What you are asked to do
Could you arrange every line of the material below as a Markdown table with the columns "Row" and "Line", numbering the rows and leaving out blank lines and pictures?

─── Task data ───

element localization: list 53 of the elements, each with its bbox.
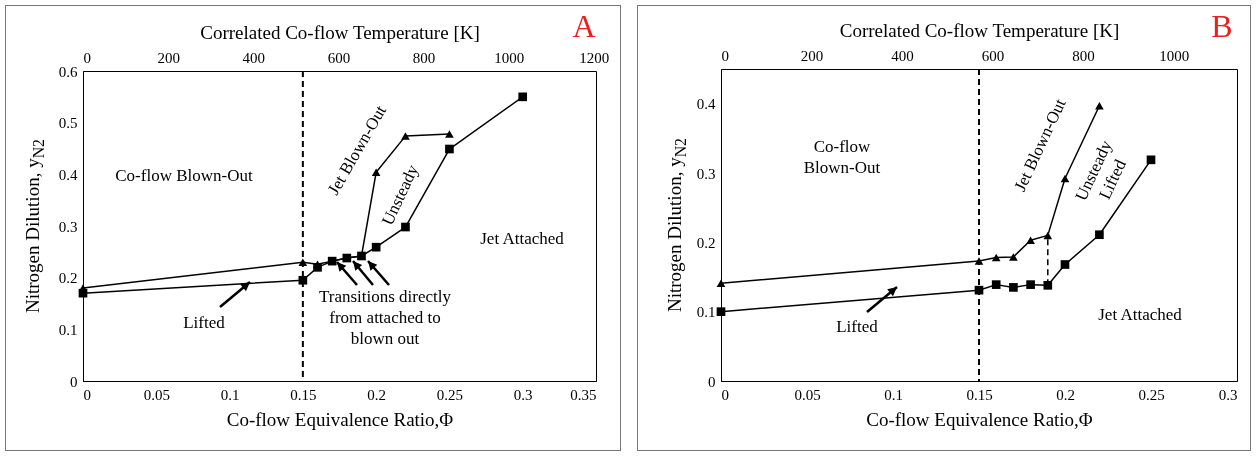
- annotation: Lifted: [836, 315, 878, 337]
- x-tick-label: 0.3: [1218, 386, 1238, 403]
- x2-tick-label: 600: [327, 49, 351, 66]
- x-tick-label: 0.25: [436, 386, 464, 403]
- x2-tick-label: 800: [1072, 47, 1095, 64]
- x-axis-title: Co-flow Equivalence Ratio,Φ: [226, 408, 454, 430]
- x2-tick-label: 1000: [494, 49, 525, 66]
- y-tick-label: 0: [70, 373, 78, 390]
- x2-axis-title: Correlated Co-flow Temperature [K]: [839, 19, 1120, 41]
- x-tick-label: 0: [721, 386, 729, 403]
- y-tick-label: 0.2: [58, 270, 78, 287]
- annotation: Co-flow Blown-Out: [802, 136, 882, 178]
- y-tick-label: 0.5: [58, 115, 78, 132]
- x-tick-label: 0.2: [367, 386, 387, 403]
- x-tick-label: 0.3: [513, 386, 533, 403]
- x2-tick-label: 1000: [1159, 47, 1190, 64]
- x2-tick-label: 200: [800, 47, 824, 64]
- y-tick-label: 0.1: [58, 321, 78, 338]
- x-tick-label: 0.2: [1056, 386, 1075, 403]
- x-tick-label: 0: [83, 386, 91, 403]
- x2-tick-label: 600: [981, 47, 1005, 64]
- x-tick-label: 0.05: [794, 386, 821, 403]
- x-tick-label: 0.05: [143, 386, 170, 403]
- chart-title: B: [1211, 7, 1233, 45]
- y-tick-label: 0.1: [696, 304, 716, 321]
- y-tick-label: 0.2: [696, 234, 716, 251]
- x-tick-label: 0.15: [290, 386, 317, 403]
- x-tick-label: 0.35: [570, 386, 597, 403]
- x2-tick-label: 800: [412, 49, 436, 66]
- x-tick-label: 0.1: [884, 386, 903, 403]
- x-tick-label: 0.1: [220, 386, 240, 403]
- y-tick-label: 0.3: [58, 218, 78, 235]
- chart-title: A: [572, 7, 596, 45]
- x2-axis-title: Correlated Co-flow Temperature [K]: [200, 21, 480, 43]
- x2-tick-label: 200: [157, 49, 180, 66]
- annotation: Jet Attached: [480, 227, 564, 249]
- x-axis-title: Co-flow Equivalence Ratio,Φ: [866, 408, 1093, 430]
- annotation: Transitions directly from attached to blown out: [317, 285, 453, 349]
- y-tick-label: 0.4: [696, 96, 716, 113]
- x-tick-label: 0.25: [1138, 386, 1165, 403]
- annotation: Co-flow Blown-Out: [114, 164, 254, 186]
- y-tick-label: 0.3: [696, 165, 716, 182]
- x-tick-label: 0.15: [966, 386, 993, 403]
- x2-tick-label: 400: [242, 49, 266, 66]
- x2-tick-label: 400: [891, 47, 914, 64]
- x2-tick-label: 1200: [579, 49, 610, 66]
- y-tick-label: 0.6: [58, 63, 78, 80]
- annotation: Jet Attached: [1098, 303, 1182, 325]
- x2-tick-label: 0: [721, 47, 729, 64]
- annotation: Lifted: [183, 311, 225, 333]
- y-tick-label: 0: [708, 373, 716, 390]
- x2-tick-label: 0: [83, 49, 91, 66]
- y-tick-label: 0.4: [58, 166, 78, 183]
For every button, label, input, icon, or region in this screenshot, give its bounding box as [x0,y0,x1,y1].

───

Full answer
| Row | Line |
|---|---|
| 1 | element localization: list 53 of the elements, each with its bbox. |
| 2 | - annotation: Lifted: [836, 315, 878, 337] |
| 3 | - x-tick-label: 0.3: [1218, 386, 1238, 403] |
| 4 | - x2-tick-label: 600: [327, 49, 351, 66] |
| 5 | - x-tick-label: 0.25: [436, 386, 464, 403] |
| 6 | - x2-tick-label: 800: [1072, 47, 1095, 64] |
| 7 | - x-axis-title: Co-flow Equivalence Ratio,Φ: [226, 408, 454, 430] |
| 8 | - x2-tick-label: 1000: [494, 49, 525, 66] |
| 9 | - y-tick-label: 0: [70, 373, 78, 390] |
| 10 | - x2-axis-title: Correlated Co-flow Temperature [K]: [839, 19, 1120, 41] |
| 11 | - x-tick-label: 0: [721, 386, 729, 403] |
| 12 | - y-tick-label: 0.2: [58, 270, 78, 287] |
| 13 | - annotation: Co-flow Blown-Out: [802, 136, 882, 178] |
| 14 | - y-tick-label: 0.5: [58, 115, 78, 132] |
| 15 | - x-tick-label: 0.2: [367, 386, 387, 403] |
| 16 | - x-tick-label: 0.3: [513, 386, 533, 403] |
| 17 | - x2-tick-label: 1000: [1159, 47, 1190, 64] |
| 18 | - x2-tick-label: 200: [800, 47, 824, 64] |
| 19 | - y-tick-label: 0.1: [58, 321, 78, 338] |
| 20 | - x-tick-label: 0.2: [1056, 386, 1075, 403] |
| 21 | - x-tick-label: 0: [83, 386, 91, 403] |
| 22 | - x2-tick-label: 600: [981, 47, 1005, 64] |
| 23 | - x-tick-label: 0.05: [794, 386, 821, 403] |
| 24 | - x-tick-label: 0.05: [143, 386, 170, 403] |
| 25 | - chart-title: B: [1211, 7, 1233, 45] |
| 26 | - y-tick-label: 0.1: [696, 304, 716, 321] |
| 27 | - y-tick-label: 0.2: [696, 234, 716, 251] |
| 28 | - x-tick-label: 0.15: [290, 386, 317, 403] |
| 29 | - x-tick-label: 0.35: [570, 386, 597, 403] |
| 30 | - x2-tick-label: 800: [412, 49, 436, 66] |
| 31 | - x-tick-label: 0.1: [884, 386, 903, 403] |
| 32 | - x-tick-label: 0.1: [220, 386, 240, 403] |
| 33 | - y-tick-label: 0.3: [58, 218, 78, 235] |
| 34 | - chart-title: A: [572, 7, 596, 45] |
| 35 | - x2-axis-title: Correlated Co-flow Temperature [K]: [200, 21, 480, 43] |
| 36 | - x2-tick-label: 200: [157, 49, 180, 66] |
| 37 | - annotation: Jet Attached: [480, 227, 564, 249] |
| 38 | - x-axis-title: Co-flow Equivalence Ratio,Φ: [866, 408, 1093, 430] |
| 39 | - annotation: Transitions directly from attached to blown out: [317, 285, 453, 349] |
| 40 | - y-tick-label: 0.4: [696, 96, 716, 113] |
| 41 | - x-tick-label: 0.25: [1138, 386, 1165, 403] |
| 42 | - annotation: Co-flow Blown-Out: [114, 164, 254, 186] |
| 43 | - y-tick-label: 0.3: [696, 165, 716, 182] |
| 44 | - x-tick-label: 0.15: [966, 386, 993, 403] |
| 45 | - x2-tick-label: 400: [242, 49, 266, 66] |
| 46 | - x2-tick-label: 400: [891, 47, 914, 64] |
| 47 | - x2-tick-label: 1200: [579, 49, 610, 66] |
| 48 | - y-tick-label: 0.6: [58, 63, 78, 80] |
| 49 | - annotation: Jet Attached: [1098, 303, 1182, 325] |
| 50 | - x2-tick-label: 0: [721, 47, 729, 64] |
| 51 | - annotation: Lifted: [183, 311, 225, 333] |
| 52 | - y-tick-label: 0: [708, 373, 716, 390] |
| 53 | - x2-tick-label: 0: [83, 49, 91, 66] |
| 54 | - y-tick-label: 0.4: [58, 166, 78, 183] |
| 55 | For every button, label, input, icon, or region in this screenshot, give its bounding box as [x0,y0,x1,y1]. |